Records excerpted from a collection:
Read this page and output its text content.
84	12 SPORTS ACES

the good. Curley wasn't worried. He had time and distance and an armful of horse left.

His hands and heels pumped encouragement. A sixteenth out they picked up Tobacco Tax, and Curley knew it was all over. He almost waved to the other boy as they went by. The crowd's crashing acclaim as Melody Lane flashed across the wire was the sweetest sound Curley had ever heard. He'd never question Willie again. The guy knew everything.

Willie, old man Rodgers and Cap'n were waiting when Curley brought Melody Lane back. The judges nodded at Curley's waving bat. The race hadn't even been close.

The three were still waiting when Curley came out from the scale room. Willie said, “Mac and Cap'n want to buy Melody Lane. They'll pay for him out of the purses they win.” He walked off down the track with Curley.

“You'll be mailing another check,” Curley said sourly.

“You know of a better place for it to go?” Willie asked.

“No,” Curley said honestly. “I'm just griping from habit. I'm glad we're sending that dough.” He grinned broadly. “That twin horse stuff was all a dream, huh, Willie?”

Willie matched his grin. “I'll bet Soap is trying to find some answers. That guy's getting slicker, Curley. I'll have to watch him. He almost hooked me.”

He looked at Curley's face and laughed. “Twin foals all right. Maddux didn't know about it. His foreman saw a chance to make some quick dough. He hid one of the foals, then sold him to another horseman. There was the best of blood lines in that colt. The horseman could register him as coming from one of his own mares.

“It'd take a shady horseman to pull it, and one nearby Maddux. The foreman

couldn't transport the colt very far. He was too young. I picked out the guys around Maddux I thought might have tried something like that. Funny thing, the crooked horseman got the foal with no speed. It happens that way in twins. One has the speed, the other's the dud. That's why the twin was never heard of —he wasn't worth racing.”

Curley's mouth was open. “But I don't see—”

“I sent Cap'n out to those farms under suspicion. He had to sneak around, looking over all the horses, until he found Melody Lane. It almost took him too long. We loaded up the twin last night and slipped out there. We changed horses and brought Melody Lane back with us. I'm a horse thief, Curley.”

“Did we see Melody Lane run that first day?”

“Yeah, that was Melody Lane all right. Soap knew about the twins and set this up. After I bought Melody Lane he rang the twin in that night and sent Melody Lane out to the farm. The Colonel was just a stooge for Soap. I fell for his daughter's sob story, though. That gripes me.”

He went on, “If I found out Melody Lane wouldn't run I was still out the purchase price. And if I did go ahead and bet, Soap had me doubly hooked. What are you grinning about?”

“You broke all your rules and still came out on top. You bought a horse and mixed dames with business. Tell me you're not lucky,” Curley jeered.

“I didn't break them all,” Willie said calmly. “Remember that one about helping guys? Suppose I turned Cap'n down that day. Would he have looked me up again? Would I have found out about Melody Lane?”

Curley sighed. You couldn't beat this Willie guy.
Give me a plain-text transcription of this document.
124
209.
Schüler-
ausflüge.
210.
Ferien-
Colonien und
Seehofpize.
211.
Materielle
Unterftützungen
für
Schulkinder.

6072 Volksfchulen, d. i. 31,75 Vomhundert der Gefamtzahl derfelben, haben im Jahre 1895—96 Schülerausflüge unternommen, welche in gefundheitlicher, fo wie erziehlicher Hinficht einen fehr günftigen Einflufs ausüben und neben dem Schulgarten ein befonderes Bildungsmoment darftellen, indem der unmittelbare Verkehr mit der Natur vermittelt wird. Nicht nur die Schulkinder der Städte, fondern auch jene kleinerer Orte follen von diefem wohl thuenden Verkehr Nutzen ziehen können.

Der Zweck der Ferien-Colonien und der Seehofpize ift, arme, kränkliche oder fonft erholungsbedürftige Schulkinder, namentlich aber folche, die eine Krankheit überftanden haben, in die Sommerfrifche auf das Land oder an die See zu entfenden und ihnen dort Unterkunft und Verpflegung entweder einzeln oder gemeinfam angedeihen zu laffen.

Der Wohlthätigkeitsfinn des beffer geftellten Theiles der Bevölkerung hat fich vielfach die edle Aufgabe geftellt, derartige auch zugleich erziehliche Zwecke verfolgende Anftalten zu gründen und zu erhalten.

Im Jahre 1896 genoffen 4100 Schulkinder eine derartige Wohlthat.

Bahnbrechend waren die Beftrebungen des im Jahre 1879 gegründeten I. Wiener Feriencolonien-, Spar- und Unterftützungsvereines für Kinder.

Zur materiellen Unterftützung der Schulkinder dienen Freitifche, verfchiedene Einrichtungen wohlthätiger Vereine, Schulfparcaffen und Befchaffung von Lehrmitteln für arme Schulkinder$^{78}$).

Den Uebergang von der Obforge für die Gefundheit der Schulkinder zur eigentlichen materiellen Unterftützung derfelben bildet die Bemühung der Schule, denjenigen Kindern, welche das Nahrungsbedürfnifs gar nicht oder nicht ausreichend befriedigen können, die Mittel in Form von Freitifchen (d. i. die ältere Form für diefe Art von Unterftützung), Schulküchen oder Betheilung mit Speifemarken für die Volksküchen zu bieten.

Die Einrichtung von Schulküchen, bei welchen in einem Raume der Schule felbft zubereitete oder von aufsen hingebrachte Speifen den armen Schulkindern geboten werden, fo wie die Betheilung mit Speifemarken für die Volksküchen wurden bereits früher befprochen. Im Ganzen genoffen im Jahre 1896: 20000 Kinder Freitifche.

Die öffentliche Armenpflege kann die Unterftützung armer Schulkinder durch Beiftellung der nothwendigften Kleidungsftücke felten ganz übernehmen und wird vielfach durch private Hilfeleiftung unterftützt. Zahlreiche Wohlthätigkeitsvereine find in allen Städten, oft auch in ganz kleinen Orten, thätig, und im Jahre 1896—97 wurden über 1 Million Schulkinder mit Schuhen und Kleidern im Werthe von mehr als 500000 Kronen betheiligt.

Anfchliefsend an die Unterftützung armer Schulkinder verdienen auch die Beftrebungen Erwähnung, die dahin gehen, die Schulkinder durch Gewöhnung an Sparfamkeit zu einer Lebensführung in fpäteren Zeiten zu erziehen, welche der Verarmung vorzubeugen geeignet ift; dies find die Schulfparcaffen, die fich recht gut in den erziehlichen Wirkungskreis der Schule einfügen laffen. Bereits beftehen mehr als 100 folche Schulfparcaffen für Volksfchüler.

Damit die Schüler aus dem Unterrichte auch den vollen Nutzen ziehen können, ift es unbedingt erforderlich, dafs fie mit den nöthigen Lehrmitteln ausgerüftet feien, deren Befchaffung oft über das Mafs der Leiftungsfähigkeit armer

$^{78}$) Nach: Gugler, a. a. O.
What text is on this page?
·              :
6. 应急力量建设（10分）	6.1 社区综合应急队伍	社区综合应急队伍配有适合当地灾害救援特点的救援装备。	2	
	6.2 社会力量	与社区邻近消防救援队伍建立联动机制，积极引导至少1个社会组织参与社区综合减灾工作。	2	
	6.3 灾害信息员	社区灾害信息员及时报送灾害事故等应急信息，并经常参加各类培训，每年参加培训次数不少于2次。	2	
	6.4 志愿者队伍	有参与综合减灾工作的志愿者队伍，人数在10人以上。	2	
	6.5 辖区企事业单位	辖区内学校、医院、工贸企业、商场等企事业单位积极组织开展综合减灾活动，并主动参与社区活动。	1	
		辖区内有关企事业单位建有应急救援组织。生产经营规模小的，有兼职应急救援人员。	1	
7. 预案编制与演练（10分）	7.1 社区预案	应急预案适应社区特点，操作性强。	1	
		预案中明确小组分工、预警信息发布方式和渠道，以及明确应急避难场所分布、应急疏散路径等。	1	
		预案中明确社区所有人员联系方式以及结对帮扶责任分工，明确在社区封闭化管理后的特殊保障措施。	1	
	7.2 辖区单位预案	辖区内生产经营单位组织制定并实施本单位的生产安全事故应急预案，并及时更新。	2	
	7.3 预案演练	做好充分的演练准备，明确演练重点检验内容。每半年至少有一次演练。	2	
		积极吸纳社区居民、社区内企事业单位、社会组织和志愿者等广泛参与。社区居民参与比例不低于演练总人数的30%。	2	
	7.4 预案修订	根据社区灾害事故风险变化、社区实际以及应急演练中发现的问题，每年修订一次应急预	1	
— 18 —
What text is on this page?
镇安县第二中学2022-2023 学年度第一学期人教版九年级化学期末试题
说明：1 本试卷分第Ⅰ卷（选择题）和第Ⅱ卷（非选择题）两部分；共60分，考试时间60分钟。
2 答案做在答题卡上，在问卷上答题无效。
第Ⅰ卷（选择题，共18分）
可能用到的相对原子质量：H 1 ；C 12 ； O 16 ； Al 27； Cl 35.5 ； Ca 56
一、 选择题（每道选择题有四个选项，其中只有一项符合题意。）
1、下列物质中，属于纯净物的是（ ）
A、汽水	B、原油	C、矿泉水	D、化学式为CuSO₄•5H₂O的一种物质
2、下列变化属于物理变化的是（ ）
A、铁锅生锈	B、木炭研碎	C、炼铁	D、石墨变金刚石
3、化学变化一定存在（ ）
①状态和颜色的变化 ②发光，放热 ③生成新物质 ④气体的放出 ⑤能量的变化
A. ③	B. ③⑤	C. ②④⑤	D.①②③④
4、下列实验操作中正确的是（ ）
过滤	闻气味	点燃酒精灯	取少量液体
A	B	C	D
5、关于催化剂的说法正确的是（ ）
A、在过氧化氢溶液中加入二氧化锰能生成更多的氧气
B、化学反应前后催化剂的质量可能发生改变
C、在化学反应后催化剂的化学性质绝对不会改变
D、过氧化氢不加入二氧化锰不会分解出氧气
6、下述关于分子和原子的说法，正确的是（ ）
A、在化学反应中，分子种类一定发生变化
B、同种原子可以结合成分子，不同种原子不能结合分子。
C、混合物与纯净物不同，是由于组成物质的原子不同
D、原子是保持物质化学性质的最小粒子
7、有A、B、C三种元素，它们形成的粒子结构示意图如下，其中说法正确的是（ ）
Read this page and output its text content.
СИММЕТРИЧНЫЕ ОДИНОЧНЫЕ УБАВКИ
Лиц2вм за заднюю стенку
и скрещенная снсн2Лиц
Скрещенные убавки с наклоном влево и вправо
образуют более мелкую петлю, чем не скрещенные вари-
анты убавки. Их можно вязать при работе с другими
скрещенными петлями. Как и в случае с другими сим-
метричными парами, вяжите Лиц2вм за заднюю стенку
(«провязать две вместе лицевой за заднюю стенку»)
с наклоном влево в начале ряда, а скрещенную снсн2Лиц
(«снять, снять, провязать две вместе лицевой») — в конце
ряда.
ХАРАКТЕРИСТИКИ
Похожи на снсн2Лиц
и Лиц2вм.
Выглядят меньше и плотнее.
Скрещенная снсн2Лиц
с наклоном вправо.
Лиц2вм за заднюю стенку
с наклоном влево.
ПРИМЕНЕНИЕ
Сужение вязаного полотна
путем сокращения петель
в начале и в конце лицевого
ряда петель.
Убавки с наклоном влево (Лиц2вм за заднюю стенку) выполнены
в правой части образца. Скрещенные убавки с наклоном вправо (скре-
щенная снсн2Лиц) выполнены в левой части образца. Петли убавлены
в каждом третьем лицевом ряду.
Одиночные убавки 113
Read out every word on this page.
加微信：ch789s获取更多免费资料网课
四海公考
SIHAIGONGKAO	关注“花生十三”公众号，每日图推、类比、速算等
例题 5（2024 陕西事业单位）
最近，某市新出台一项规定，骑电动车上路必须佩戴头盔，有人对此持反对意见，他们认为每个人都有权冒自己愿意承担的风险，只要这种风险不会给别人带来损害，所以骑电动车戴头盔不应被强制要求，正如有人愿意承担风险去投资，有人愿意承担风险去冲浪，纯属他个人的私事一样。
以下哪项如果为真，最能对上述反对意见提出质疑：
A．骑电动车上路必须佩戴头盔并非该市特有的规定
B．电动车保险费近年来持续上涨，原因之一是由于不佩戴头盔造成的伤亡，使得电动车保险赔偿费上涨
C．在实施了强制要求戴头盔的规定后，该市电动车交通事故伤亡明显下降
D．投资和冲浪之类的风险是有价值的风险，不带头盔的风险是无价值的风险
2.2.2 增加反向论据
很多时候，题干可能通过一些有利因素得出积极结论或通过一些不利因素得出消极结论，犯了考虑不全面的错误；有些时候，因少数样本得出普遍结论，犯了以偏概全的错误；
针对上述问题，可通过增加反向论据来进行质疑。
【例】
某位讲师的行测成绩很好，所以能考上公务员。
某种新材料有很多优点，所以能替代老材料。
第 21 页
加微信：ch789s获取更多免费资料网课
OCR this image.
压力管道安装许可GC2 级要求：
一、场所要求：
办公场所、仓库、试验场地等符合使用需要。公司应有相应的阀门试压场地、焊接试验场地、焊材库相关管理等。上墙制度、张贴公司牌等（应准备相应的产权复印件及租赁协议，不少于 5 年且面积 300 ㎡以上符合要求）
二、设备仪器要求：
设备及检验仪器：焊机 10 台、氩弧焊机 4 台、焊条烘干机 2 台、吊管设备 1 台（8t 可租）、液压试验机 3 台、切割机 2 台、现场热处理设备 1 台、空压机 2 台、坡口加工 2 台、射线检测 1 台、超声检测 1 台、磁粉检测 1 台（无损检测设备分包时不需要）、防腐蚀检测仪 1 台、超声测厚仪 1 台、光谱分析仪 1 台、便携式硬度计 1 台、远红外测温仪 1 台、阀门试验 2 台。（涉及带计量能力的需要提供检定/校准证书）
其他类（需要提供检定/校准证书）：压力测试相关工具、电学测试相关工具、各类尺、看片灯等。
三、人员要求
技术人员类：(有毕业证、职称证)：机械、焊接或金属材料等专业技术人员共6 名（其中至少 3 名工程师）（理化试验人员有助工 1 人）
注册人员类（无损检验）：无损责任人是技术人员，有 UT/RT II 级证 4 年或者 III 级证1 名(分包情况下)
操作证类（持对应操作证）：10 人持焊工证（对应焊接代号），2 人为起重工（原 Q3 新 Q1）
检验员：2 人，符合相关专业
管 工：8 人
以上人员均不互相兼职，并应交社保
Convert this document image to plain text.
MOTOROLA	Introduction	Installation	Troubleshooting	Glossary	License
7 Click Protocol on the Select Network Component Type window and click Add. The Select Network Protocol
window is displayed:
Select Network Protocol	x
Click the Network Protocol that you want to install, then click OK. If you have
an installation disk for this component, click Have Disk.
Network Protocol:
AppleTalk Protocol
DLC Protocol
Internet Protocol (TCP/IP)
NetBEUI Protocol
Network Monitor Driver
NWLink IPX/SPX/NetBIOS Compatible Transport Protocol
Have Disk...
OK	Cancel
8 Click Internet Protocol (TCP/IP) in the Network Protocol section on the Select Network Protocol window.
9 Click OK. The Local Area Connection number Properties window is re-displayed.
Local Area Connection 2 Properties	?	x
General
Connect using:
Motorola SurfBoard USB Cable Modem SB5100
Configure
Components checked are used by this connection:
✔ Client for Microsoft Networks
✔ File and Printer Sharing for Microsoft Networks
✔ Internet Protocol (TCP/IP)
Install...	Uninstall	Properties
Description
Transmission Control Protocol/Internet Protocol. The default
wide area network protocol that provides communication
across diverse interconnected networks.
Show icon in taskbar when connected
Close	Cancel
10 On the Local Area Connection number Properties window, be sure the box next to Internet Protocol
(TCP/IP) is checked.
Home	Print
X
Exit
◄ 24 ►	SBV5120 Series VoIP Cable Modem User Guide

- _YOUR TASK_
In the entries above, how many lines contain the word "materiellen"? Answer with the number only.

- _EXERCISE RESULT_
2